## Page text
========================================

CHICKEN NUGGETS / Asian small-scale product
Fresh processed meat product, coarse mixture
INGREDIENTS
Raw materials: (calculated for 5 kg batch)
95.00 % Chicken meat, boneless 4.750 kg
5.00 % Chicken skin (from breast) 0.250 kg
Additives:
(per kg of raw materials) (total for 5 kg)
12.00 g Common salt 60.00 g
3.00 g Phosphate 15.00 g
50.00 g Potable water (chilled) 250.00 g
Seasonings:
(per kg of raw materials) (total for 5 kg)

========================================

## Explore the material
1. In the chicken nugget recipe, why does the salt line list 12.00 g in one column and 60.00 g in the other? Answer in one to three sentences.
2. Go on with the chicken nugget recipe, starting after its last line.
The records that come next have nothing to do with the chicken nugget recipe.

========================================

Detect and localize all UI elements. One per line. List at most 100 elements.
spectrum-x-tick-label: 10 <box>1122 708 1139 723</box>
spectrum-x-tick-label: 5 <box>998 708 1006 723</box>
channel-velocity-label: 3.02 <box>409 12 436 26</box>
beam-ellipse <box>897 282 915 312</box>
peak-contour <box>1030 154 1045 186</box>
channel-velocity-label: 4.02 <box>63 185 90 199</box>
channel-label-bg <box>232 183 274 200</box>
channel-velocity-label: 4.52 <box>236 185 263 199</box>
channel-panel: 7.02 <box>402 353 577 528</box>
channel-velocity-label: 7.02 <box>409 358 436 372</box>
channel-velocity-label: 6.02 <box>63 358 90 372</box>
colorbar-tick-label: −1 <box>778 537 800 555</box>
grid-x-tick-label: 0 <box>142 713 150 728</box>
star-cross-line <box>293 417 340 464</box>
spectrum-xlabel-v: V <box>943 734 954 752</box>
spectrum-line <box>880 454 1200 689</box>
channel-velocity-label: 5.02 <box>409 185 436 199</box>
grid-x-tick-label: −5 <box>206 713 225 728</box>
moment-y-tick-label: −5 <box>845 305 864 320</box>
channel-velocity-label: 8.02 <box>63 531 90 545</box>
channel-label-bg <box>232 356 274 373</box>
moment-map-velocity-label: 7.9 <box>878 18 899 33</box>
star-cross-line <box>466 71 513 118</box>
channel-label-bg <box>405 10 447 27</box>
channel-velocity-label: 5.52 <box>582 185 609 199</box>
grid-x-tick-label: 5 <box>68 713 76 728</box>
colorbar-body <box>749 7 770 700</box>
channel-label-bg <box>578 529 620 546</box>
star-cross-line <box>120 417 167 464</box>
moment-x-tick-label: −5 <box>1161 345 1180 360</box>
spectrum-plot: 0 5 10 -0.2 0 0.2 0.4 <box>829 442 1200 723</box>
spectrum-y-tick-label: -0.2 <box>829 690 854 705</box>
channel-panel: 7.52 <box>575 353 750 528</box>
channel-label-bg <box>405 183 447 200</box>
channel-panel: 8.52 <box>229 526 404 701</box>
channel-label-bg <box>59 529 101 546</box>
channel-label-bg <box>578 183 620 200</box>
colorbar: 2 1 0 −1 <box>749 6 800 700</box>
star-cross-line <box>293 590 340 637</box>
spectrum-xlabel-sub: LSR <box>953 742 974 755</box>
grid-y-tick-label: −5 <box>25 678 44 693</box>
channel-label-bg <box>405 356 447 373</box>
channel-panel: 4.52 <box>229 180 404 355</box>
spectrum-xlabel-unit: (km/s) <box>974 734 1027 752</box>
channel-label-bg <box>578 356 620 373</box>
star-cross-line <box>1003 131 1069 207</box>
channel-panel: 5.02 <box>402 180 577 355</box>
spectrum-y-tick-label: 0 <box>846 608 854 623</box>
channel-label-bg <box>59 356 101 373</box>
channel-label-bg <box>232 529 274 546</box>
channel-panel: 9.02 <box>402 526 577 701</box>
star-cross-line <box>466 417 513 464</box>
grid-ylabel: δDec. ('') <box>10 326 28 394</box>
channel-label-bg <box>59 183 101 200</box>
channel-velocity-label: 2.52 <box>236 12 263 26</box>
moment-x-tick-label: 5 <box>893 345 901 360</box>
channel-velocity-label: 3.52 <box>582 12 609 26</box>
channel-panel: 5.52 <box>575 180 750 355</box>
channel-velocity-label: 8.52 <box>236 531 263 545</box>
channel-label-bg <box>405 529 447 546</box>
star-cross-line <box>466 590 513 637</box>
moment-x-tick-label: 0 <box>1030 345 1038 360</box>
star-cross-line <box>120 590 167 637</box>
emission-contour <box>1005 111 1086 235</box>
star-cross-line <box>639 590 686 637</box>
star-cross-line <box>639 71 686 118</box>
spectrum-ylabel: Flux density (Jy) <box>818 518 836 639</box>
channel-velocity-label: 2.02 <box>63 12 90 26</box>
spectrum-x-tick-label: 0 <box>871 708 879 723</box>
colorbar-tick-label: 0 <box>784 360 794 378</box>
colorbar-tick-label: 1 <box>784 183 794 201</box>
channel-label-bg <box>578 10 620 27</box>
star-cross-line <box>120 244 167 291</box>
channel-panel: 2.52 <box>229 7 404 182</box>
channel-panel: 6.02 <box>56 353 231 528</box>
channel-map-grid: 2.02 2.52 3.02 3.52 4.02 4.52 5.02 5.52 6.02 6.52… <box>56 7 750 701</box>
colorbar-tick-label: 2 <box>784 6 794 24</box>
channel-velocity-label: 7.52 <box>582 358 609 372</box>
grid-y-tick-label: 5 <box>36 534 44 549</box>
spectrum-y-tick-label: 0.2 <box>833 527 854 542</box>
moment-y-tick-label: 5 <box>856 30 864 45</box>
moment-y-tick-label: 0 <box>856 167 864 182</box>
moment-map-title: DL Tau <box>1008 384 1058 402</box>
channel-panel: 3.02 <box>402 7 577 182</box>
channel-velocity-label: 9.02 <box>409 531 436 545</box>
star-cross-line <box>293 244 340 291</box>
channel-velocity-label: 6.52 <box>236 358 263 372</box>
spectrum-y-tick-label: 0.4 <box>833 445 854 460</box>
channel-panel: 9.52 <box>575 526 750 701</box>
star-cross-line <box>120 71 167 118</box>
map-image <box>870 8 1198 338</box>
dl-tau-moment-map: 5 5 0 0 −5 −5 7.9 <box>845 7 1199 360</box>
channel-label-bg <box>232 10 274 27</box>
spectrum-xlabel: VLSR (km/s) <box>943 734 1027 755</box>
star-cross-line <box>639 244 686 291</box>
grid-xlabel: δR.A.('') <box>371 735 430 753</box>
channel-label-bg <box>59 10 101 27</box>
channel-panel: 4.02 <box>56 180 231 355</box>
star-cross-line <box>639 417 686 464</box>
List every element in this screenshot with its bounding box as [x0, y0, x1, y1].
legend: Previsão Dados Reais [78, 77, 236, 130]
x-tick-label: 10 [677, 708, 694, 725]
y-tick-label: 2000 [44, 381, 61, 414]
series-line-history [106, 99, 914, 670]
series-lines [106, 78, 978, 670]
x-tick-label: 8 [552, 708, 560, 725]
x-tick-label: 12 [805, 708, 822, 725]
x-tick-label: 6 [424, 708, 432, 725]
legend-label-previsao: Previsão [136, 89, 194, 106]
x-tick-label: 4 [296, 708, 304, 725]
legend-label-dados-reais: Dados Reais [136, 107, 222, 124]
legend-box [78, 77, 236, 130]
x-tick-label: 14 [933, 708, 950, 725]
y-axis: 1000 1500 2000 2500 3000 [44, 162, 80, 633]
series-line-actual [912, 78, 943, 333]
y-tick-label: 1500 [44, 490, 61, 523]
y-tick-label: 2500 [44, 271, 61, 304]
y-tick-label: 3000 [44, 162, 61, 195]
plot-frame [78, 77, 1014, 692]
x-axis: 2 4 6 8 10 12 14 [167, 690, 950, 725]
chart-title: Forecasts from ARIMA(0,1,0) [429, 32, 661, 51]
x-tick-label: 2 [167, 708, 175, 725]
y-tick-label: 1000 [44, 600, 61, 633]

========================================

## Responses in order
1. The 12.00 g is the amount of common salt per kg of raw materials. The recipe is calculated for a 5 kg batch, so the total is five times that, 60.00 g.

2.
10.00 g Sugar (refined) 50.00 g
20.00 g Garlic fresh, chopped 100.00 g
6.00 g White pepper, ground 30.00 g
1.00 g Monosodium glutamate (MSG) 5.00 g
PROCESSING
- GRIND Chilled chicken skin 3mm
- Chilled chicken meat, 5 mm
- MIX Ground raw materials, additives and seasonings
- MOULD Mixture in a rectangular tray, 10-15 mm thick
- FREEZE At -7°C to facilitate cutting into nuggets
- CUT Into desired size (e.g. 20×30 mm)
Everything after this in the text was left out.